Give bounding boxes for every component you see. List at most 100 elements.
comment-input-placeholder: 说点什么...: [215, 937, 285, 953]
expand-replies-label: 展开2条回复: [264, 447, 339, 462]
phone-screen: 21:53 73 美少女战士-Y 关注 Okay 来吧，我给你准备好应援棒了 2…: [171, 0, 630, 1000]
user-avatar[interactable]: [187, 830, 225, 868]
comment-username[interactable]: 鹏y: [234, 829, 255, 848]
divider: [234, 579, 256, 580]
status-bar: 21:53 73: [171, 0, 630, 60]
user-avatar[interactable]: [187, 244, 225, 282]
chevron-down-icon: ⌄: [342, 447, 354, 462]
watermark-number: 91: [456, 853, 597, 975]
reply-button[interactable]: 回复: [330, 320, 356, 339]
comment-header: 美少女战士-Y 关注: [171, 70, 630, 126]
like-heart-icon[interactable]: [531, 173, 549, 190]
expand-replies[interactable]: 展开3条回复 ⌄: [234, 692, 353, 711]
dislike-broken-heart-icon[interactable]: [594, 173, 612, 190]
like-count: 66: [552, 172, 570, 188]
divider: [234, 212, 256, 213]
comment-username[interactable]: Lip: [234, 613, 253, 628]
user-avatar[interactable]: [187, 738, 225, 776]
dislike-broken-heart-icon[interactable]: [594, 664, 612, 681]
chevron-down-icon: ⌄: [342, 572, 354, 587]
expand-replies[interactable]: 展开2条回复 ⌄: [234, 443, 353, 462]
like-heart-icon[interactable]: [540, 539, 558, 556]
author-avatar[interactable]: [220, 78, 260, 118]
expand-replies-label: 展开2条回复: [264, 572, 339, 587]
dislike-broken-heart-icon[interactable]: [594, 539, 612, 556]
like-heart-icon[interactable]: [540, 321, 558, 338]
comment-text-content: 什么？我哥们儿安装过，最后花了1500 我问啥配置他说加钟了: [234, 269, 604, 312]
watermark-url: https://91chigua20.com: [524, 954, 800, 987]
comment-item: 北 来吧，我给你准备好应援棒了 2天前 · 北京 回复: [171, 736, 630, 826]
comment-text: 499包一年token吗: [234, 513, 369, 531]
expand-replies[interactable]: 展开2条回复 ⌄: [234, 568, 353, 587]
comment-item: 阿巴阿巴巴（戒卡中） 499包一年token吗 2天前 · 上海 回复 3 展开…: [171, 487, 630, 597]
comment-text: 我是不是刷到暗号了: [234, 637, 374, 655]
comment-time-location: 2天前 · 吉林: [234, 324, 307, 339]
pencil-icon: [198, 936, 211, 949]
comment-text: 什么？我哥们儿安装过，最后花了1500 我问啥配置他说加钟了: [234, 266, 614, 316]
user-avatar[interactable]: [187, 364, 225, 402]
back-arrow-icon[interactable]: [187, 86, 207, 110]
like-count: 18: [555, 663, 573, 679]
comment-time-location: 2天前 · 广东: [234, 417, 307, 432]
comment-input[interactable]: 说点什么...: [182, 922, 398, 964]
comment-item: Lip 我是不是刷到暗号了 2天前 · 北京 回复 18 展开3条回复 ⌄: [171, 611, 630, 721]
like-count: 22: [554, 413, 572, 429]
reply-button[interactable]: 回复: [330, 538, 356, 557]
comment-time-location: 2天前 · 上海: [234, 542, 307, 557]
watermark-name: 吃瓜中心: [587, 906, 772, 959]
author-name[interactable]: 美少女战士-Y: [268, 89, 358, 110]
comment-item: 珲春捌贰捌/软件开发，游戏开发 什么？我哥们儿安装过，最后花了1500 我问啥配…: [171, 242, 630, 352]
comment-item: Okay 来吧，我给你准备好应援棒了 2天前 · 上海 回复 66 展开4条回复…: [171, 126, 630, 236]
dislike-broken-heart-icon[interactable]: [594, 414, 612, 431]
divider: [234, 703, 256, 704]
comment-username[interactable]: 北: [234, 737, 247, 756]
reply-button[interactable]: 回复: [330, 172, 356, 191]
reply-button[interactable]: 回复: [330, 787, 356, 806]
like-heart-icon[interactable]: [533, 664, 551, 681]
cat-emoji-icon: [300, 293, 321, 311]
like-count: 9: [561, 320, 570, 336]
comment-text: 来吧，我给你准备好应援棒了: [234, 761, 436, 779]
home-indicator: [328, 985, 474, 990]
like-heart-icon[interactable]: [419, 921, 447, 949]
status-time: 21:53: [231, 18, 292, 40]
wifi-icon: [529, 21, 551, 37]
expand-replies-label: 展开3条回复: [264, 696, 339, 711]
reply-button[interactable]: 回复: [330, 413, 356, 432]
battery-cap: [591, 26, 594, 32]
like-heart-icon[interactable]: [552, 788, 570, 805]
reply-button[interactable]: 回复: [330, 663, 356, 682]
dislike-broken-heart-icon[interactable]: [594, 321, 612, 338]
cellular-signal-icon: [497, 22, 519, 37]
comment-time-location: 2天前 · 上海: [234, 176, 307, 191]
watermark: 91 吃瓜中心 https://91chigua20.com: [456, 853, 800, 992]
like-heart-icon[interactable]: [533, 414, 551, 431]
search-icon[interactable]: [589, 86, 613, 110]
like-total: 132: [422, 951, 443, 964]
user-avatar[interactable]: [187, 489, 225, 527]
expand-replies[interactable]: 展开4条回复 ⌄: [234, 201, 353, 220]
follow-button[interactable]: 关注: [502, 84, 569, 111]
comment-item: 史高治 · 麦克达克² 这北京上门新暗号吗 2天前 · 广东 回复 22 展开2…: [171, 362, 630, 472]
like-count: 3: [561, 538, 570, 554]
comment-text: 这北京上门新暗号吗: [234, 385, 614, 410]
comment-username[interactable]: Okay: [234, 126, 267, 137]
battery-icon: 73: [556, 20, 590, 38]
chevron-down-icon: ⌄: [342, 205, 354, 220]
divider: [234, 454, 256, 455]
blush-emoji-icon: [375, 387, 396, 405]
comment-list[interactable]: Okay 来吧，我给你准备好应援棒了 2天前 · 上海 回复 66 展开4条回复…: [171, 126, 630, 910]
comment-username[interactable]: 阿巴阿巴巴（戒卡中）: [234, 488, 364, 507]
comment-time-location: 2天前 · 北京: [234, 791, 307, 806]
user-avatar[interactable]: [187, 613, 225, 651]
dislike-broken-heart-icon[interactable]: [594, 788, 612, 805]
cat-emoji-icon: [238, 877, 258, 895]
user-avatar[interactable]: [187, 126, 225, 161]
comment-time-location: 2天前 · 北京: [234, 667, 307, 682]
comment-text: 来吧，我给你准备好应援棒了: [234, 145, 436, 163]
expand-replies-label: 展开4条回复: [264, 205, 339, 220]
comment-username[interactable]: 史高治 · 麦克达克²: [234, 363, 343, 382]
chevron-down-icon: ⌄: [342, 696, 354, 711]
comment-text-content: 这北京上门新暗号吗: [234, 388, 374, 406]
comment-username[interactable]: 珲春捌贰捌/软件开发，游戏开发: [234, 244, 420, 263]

..........

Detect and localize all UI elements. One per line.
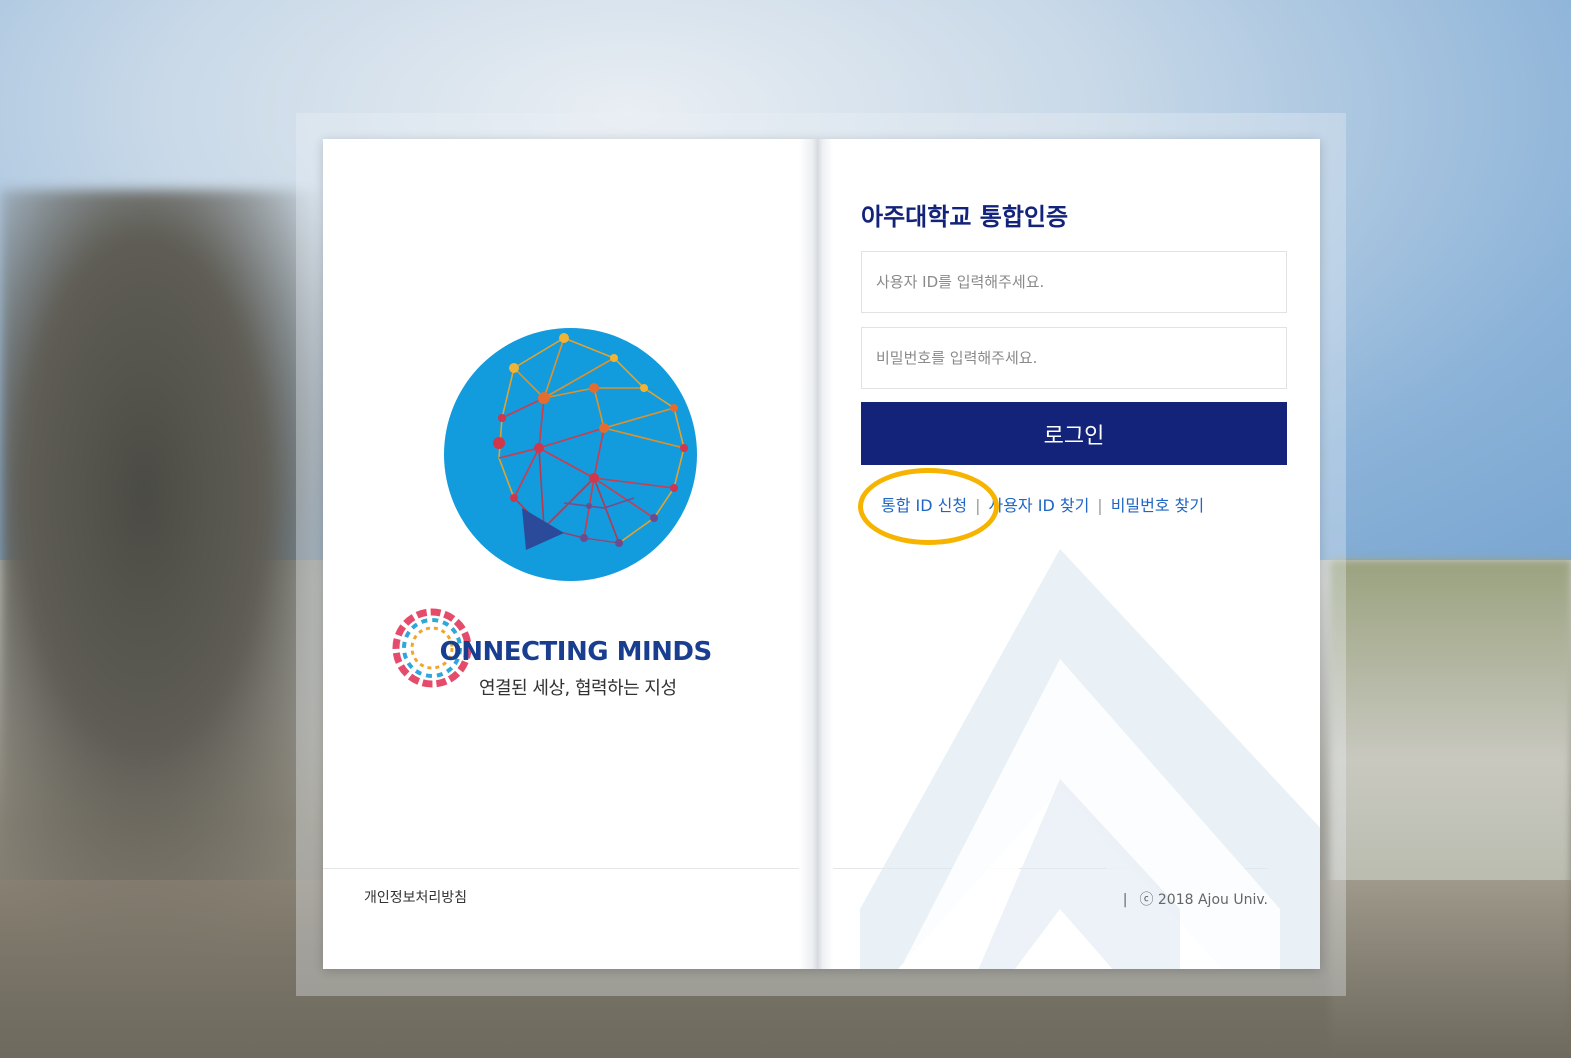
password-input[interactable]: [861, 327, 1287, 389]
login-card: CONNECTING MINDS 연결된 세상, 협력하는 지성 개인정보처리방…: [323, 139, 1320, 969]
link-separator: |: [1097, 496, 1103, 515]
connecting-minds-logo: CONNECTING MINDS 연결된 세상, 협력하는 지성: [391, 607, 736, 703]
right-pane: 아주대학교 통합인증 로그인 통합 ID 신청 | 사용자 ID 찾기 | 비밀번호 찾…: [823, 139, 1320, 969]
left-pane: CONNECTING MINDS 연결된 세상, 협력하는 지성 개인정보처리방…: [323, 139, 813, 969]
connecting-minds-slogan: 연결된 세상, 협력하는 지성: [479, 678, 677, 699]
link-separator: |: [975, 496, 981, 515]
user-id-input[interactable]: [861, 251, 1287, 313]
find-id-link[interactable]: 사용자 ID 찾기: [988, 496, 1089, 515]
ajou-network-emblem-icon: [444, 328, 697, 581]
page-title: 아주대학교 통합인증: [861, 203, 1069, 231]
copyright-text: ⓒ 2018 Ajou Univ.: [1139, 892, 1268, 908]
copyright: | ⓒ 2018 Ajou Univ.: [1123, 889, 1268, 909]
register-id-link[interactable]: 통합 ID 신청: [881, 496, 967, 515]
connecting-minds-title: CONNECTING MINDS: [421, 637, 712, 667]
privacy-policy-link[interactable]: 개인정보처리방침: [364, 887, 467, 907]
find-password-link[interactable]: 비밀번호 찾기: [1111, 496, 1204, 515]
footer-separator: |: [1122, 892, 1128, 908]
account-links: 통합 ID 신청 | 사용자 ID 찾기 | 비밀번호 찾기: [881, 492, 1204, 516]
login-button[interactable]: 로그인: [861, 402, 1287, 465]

..........

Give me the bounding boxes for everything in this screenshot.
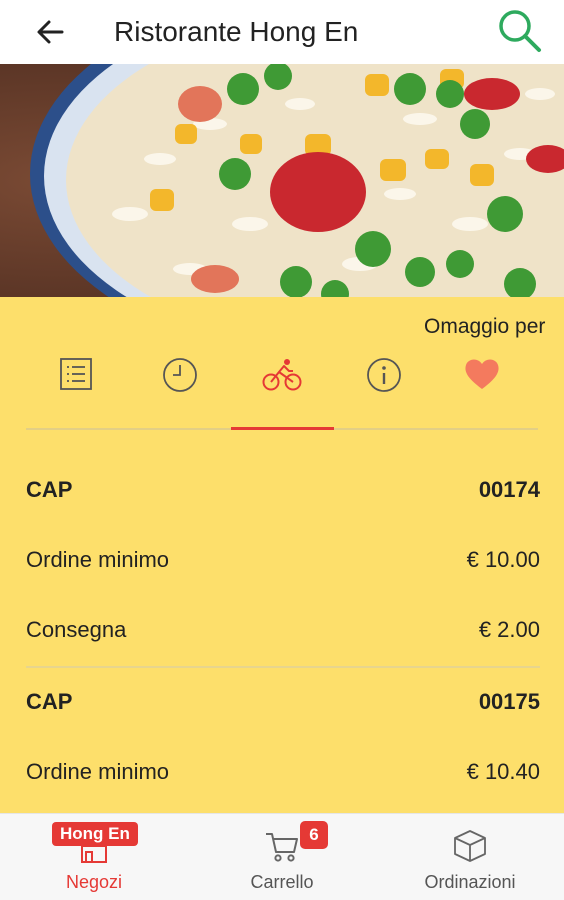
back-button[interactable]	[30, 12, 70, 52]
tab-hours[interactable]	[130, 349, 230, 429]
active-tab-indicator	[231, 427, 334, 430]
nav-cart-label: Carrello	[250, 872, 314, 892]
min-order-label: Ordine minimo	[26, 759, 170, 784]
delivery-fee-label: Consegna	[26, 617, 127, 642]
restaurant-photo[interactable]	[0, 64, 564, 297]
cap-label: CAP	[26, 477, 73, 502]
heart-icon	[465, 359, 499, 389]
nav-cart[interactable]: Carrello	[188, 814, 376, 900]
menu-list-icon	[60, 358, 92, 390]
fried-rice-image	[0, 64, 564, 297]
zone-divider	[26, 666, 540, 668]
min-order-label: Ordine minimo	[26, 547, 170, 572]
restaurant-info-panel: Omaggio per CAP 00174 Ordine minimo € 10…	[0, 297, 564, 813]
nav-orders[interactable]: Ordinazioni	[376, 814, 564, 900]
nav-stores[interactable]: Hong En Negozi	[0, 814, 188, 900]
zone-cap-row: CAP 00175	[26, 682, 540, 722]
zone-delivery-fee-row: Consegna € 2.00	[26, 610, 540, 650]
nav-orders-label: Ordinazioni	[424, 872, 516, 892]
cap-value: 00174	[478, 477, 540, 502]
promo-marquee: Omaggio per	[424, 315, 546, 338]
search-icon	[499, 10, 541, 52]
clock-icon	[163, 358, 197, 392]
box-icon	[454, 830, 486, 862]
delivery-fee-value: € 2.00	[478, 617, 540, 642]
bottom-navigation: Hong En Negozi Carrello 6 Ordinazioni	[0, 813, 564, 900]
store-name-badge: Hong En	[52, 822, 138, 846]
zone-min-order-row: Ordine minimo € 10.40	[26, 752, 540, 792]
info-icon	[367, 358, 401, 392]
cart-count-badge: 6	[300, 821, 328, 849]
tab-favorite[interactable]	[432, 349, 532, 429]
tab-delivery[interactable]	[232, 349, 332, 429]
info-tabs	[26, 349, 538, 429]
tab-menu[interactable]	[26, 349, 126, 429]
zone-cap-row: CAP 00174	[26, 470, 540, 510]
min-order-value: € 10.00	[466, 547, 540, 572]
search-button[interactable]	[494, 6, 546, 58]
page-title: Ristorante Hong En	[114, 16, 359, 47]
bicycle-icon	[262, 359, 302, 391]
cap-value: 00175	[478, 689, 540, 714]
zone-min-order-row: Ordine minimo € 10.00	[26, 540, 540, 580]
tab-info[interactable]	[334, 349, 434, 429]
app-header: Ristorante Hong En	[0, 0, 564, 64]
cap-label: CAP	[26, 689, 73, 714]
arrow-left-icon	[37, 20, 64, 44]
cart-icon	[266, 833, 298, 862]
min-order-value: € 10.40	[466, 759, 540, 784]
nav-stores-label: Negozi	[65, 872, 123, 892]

..........

WORK REQUIRED> Rewrite only the lines that run from the one containing "Give bounding boxes" through the one containing "user-avatar[interactable]: [187, 738, 225, 776]", changing "divider" to "separator" and leaving everything else as it is.

THE COMPLETED TASK>
Give bounding boxes for every component you see. List at most 100 elements.
comment-input-placeholder: 说点什么...: [215, 937, 285, 953]
expand-replies-label: 展开2条回复: [264, 447, 339, 462]
phone-screen: 21:53 73 美少女战士-Y 关注 Okay 来吧，我给你准备好应援棒了 2…: [171, 0, 630, 1000]
user-avatar[interactable]: [187, 830, 225, 868]
comment-username[interactable]: 鹏y: [234, 829, 255, 848]
separator: [234, 579, 256, 580]
status-bar: 21:53 73: [171, 0, 630, 60]
user-avatar[interactable]: [187, 244, 225, 282]
chevron-down-icon: ⌄: [342, 447, 354, 462]
watermark-number: 91: [456, 853, 597, 975]
reply-button[interactable]: 回复: [330, 320, 356, 339]
comment-header: 美少女战士-Y 关注: [171, 70, 630, 126]
like-heart-icon[interactable]: [531, 173, 549, 190]
expand-replies[interactable]: 展开3条回复 ⌄: [234, 692, 353, 711]
dislike-broken-heart-icon[interactable]: [594, 173, 612, 190]
like-count: 66: [552, 172, 570, 188]
separator: [234, 212, 256, 213]
comment-username[interactable]: Lip: [234, 613, 253, 628]
user-avatar[interactable]: [187, 738, 225, 776]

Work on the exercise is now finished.